◆ **Task goal**:
Of the lines in the listing below, how many hold "экономику"? Answer with the number only.

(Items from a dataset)

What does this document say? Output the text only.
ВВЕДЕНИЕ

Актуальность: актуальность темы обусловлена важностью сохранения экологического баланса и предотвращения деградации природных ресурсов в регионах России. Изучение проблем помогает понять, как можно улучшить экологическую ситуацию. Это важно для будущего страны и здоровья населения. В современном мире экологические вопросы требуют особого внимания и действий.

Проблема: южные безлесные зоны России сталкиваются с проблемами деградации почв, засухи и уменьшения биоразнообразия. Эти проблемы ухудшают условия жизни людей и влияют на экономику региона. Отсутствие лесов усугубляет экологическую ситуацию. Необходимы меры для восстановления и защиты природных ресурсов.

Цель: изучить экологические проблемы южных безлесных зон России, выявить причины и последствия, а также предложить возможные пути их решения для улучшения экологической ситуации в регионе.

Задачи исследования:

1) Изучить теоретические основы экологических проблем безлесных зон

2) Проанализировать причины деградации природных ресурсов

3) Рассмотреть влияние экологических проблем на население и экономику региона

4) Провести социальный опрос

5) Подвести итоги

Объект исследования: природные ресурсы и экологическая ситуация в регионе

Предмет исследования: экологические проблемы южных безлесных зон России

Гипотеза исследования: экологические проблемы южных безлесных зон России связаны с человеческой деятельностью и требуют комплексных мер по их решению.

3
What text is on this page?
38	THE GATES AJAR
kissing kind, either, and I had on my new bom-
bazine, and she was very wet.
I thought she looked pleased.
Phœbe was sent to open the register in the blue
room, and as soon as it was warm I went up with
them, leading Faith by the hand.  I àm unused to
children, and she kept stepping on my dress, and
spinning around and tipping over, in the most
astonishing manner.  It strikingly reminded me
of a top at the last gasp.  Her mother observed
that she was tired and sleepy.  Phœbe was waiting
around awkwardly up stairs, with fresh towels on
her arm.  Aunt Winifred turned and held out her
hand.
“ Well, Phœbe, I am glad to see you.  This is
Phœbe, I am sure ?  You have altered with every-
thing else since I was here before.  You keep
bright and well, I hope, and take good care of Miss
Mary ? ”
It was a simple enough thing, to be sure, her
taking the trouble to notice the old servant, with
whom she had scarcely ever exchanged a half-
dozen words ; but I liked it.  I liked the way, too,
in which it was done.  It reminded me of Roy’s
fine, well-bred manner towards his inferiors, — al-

◆ **Output of the exercise**:
2